Objective
Tell how many lines in the data below include the word "себя". The answer is the number only.

Extracted records
···

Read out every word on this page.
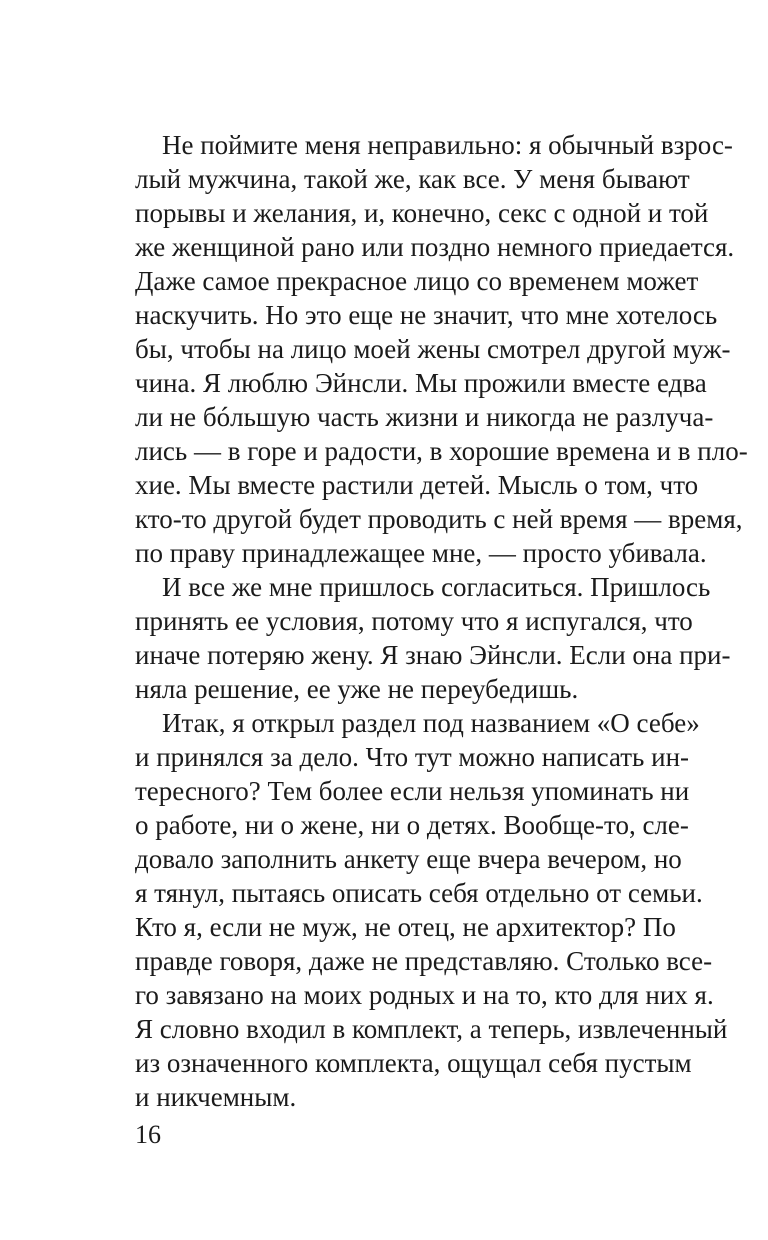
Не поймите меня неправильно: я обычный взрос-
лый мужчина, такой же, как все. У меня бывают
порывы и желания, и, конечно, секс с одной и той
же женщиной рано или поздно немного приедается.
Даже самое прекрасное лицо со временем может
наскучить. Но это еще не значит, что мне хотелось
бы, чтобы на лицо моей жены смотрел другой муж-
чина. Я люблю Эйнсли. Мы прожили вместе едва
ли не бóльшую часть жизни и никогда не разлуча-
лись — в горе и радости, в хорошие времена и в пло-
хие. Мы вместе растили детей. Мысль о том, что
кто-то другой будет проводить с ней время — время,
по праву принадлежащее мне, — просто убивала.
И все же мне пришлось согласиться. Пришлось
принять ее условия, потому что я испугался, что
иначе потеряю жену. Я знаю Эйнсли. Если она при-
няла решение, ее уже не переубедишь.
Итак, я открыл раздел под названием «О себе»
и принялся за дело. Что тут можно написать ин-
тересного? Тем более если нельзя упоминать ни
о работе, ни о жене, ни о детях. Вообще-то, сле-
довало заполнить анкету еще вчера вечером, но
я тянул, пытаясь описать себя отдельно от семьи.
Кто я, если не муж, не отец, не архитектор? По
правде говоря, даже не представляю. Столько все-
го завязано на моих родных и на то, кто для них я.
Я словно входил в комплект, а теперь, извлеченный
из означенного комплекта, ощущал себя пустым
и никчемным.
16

···

Answer
2